__EXERCISE BRIEF__: Each line containing the word "Russian" must be collected.

__MATERIAL FOR THIS TASK__:
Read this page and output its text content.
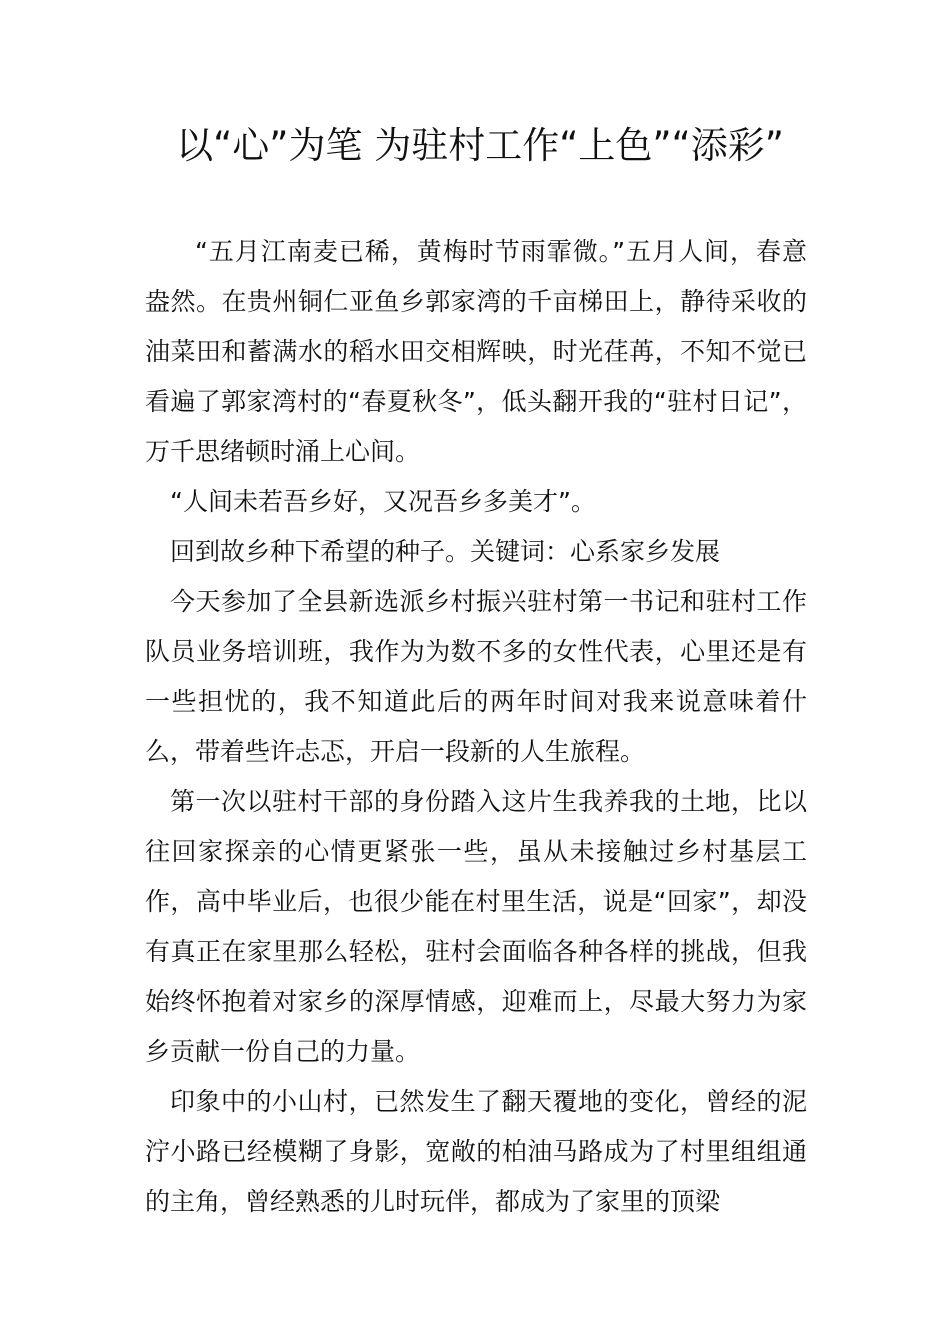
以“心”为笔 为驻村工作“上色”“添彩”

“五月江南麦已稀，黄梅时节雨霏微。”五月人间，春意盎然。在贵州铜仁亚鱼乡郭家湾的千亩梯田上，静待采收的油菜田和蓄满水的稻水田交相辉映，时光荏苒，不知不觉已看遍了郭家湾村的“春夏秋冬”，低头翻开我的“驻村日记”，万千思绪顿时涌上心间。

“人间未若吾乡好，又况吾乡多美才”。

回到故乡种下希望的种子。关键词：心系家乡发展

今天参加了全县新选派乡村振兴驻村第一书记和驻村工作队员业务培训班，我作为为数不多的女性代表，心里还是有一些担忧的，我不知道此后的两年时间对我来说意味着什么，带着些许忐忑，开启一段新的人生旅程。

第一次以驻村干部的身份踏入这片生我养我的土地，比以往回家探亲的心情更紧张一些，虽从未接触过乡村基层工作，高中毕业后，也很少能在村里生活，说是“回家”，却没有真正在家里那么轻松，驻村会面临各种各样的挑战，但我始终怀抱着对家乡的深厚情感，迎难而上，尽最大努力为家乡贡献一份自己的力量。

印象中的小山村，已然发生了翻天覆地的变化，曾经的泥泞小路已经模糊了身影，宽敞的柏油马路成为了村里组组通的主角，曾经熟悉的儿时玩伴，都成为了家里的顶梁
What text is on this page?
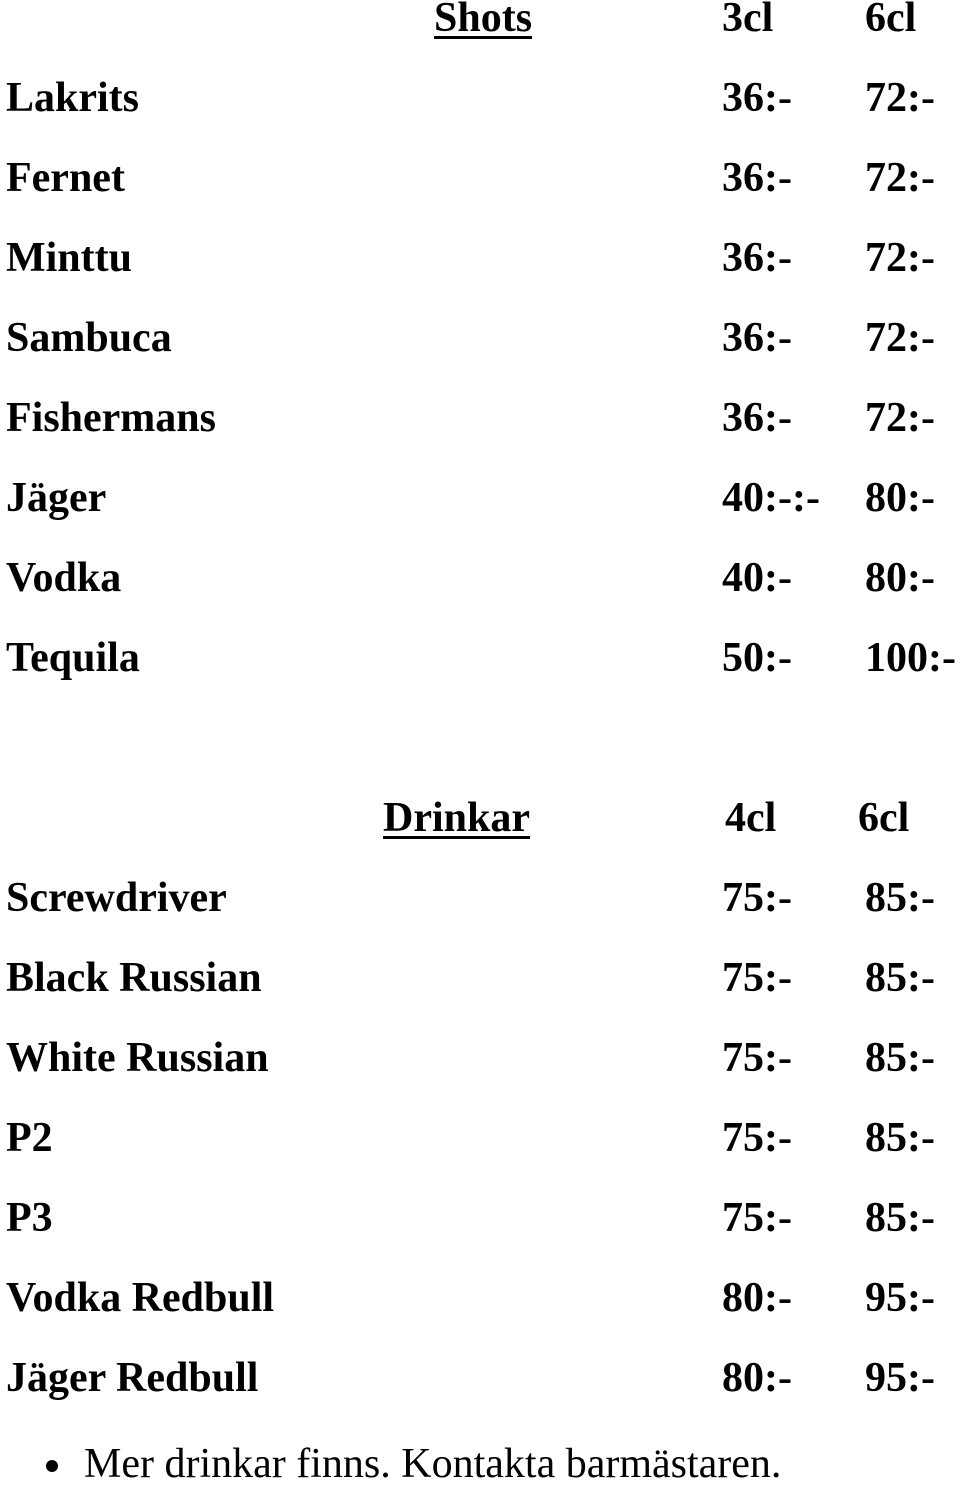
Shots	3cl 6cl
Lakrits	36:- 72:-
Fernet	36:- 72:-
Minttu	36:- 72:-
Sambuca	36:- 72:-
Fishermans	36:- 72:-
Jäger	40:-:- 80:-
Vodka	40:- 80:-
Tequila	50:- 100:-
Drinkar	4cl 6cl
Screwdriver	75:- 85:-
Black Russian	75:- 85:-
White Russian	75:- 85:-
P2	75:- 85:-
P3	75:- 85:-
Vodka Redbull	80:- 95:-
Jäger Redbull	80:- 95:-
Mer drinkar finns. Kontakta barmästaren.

* * *

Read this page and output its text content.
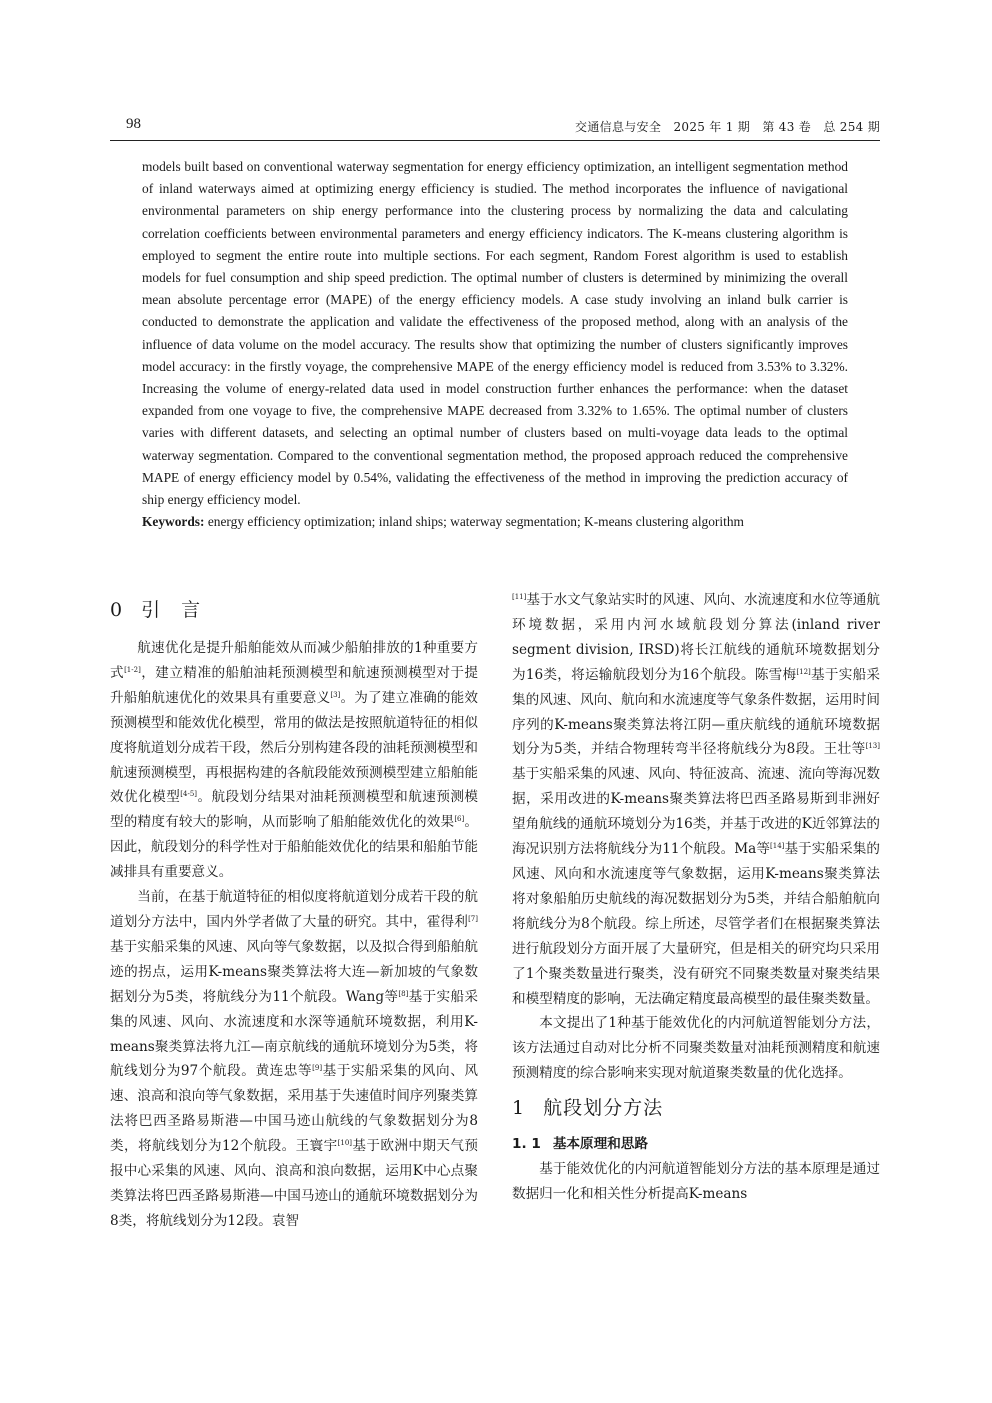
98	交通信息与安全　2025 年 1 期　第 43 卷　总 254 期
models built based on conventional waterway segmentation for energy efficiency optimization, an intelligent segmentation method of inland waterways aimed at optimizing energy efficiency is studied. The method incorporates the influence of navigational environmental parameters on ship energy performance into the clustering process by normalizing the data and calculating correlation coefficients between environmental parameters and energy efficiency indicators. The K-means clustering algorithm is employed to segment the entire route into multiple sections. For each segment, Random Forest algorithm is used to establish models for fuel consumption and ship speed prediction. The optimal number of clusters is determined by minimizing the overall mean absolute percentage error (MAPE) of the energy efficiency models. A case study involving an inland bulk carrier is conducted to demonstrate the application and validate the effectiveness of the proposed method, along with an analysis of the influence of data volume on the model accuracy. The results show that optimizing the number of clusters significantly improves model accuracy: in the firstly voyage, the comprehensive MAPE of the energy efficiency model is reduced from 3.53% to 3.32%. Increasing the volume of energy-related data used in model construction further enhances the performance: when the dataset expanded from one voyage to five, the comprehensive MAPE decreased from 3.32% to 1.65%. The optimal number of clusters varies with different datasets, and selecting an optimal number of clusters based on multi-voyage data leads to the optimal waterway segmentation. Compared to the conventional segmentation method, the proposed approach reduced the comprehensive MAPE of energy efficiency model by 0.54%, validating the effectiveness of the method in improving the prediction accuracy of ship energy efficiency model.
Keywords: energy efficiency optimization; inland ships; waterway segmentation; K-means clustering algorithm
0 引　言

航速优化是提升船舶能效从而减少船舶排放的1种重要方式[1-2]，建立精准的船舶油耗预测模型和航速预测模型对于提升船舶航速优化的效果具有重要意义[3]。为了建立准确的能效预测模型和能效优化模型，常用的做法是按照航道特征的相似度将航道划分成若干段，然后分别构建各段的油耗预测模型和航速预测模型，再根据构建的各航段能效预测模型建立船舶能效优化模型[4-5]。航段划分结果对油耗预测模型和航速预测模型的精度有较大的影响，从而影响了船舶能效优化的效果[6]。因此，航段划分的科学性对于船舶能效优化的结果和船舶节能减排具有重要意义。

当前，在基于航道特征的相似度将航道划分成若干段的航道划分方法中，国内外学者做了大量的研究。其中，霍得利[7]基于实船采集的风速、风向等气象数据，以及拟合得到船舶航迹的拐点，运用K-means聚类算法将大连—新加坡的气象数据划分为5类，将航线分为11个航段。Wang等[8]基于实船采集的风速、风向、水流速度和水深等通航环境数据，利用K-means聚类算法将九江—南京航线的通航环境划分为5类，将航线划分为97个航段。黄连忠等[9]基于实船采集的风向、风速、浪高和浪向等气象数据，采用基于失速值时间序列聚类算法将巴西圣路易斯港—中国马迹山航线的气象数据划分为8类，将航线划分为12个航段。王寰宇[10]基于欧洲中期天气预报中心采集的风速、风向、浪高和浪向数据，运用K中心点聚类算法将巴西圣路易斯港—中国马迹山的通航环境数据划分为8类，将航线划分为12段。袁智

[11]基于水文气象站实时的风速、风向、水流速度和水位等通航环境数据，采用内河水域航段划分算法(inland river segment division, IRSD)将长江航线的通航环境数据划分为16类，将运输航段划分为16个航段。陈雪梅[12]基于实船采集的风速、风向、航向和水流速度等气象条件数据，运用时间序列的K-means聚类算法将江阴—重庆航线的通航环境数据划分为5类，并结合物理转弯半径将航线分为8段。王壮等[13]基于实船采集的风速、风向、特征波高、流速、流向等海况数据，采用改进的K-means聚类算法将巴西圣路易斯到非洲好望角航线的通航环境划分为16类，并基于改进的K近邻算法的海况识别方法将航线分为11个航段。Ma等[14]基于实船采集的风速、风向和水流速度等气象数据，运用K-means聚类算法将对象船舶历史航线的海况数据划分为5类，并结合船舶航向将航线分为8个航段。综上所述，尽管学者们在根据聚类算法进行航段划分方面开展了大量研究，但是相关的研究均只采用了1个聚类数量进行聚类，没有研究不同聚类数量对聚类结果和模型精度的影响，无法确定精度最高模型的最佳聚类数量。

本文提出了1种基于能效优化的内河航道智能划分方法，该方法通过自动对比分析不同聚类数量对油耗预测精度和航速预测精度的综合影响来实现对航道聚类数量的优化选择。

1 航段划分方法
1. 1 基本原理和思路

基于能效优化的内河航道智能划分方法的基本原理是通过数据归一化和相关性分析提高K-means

__OUTPUT__:
Black Russian	75:- 85:-
White Russian	75:- 85:-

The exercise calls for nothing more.